Written problem: Give the listing below again in full, exactly as written.

(Extracted data entries)
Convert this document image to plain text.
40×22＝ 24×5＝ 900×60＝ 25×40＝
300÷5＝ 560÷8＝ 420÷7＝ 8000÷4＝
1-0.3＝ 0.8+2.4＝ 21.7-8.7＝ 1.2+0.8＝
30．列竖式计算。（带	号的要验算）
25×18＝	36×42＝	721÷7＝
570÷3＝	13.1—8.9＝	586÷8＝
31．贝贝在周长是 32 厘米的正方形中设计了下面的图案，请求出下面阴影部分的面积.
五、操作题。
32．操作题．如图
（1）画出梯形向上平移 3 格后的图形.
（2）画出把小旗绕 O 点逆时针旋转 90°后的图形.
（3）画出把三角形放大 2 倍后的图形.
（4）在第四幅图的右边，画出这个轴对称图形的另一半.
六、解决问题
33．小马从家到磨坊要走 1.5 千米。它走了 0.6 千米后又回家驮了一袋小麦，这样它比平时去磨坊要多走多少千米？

Task answer:
Convert this document image to plain text.
40×22＝ 24×5＝ 900×60＝ 25×40＝
300÷5＝ 560÷8＝ 420÷7＝ 8000÷4＝
1-0.3＝ 0.8+2.4＝ 21.7-8.7＝ 1.2+0.8＝
30．列竖式计算。（带	号的要验算）
25×18＝	36×42＝	721÷7＝
570÷3＝	13.1—8.9＝	586÷8＝
31．贝贝在周长是 32 厘米的正方形中设计了下面的图案，请求出下面阴影部分的面积.
五、操作题。
32．操作题．如图
（1）画出梯形向上平移 3 格后的图形.
（2）画出把小旗绕 O 点逆时针旋转 90°后的图形.
（3）画出把三角形放大 2 倍后的图形.
（4）在第四幅图的右边，画出这个轴对称图形的另一半.
六、解决问题
33．小马从家到磨坊要走 1.5 千米。它走了 0.6 千米后又回家驮了一袋小麦，这样它比平时去磨坊要多走多少千米？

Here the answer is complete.